### [Extracted data]
◇ ◇ ◇ ◇ ◇ ◇ ◇

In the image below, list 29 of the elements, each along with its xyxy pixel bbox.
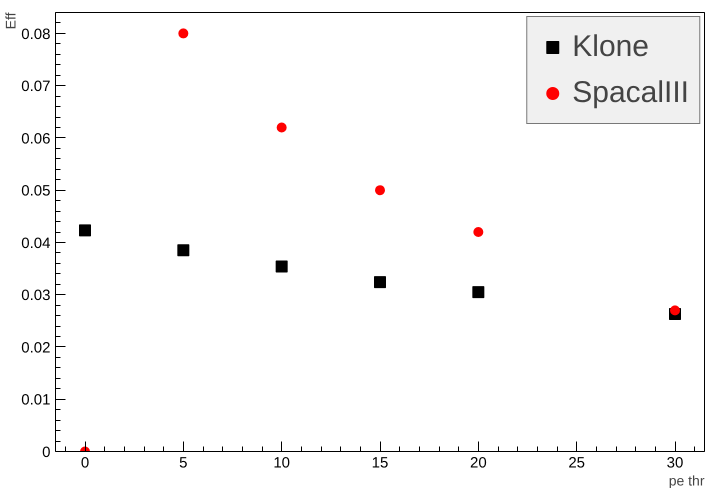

◇ ◇ ◇ ◇ ◇ ◇ ◇

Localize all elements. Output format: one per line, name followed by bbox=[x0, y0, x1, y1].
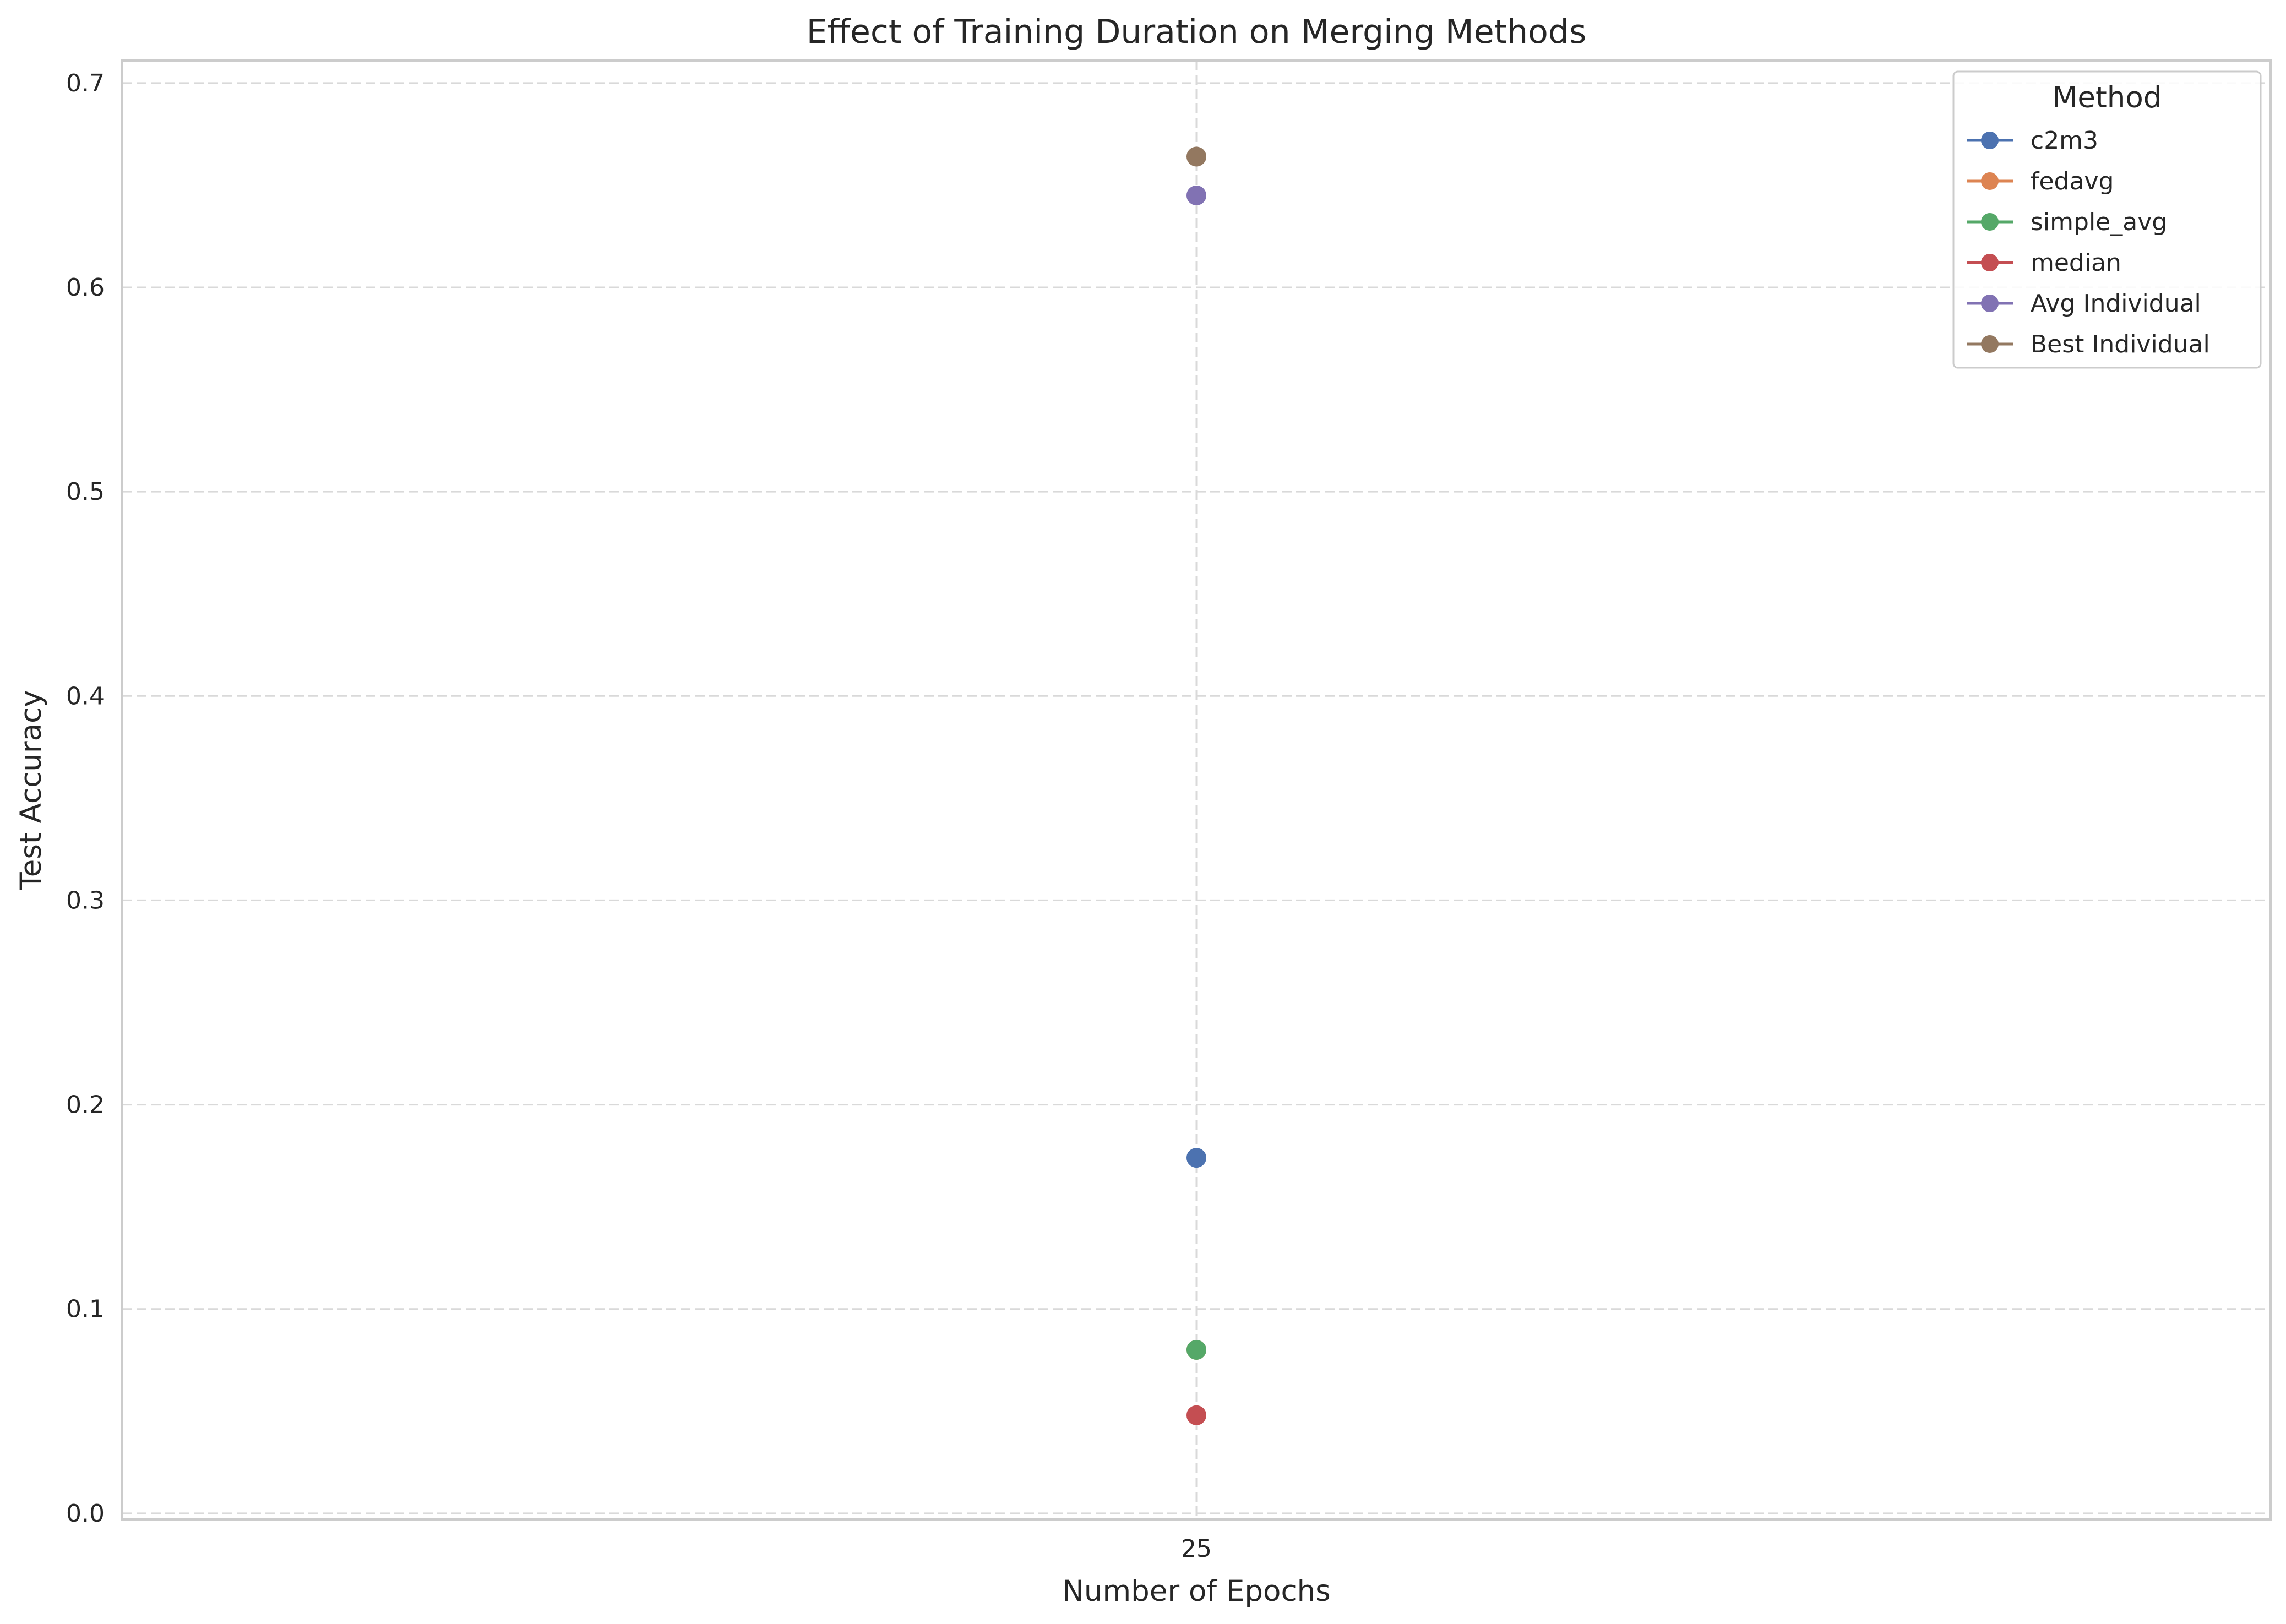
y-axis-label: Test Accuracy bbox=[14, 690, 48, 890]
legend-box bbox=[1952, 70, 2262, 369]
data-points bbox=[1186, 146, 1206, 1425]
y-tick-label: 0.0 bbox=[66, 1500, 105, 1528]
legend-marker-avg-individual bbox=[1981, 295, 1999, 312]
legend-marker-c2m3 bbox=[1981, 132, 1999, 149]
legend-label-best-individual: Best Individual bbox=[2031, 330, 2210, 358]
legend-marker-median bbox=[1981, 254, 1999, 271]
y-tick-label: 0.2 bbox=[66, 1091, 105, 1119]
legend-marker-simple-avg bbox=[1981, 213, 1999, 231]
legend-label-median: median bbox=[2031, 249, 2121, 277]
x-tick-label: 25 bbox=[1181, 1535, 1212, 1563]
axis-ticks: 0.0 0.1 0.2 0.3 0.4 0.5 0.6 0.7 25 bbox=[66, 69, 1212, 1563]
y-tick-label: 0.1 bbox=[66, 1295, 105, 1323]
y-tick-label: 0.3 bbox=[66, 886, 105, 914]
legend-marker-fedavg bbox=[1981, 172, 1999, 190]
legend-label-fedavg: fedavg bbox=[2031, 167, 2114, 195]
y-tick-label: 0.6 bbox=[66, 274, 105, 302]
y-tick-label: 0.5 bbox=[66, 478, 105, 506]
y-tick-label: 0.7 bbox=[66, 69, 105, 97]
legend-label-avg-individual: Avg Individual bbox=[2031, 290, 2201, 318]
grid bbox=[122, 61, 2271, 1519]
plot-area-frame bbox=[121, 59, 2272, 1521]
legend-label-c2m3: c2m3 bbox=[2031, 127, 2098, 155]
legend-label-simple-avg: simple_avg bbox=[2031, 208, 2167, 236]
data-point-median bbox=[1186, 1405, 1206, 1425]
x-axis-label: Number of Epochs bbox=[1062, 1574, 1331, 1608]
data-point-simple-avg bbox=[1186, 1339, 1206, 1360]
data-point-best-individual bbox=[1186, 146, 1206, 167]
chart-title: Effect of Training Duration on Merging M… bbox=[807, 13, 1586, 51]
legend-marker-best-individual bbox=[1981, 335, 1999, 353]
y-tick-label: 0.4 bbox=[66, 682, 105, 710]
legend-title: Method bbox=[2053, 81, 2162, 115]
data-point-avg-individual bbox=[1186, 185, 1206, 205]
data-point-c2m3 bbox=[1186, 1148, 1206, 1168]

◇ ◇ ◇ ◇ ◇ ◇ ◇

### [Set exercise]
Copy each line from the records above that contains the word "elements". Case counts.

### [Complete answer]
In the image below, list 29 of the elements, each along with its xyxy pixel bbox.
Localize all elements. Output format: one per line, name followed by bbox=[x0, y0, x1, y1].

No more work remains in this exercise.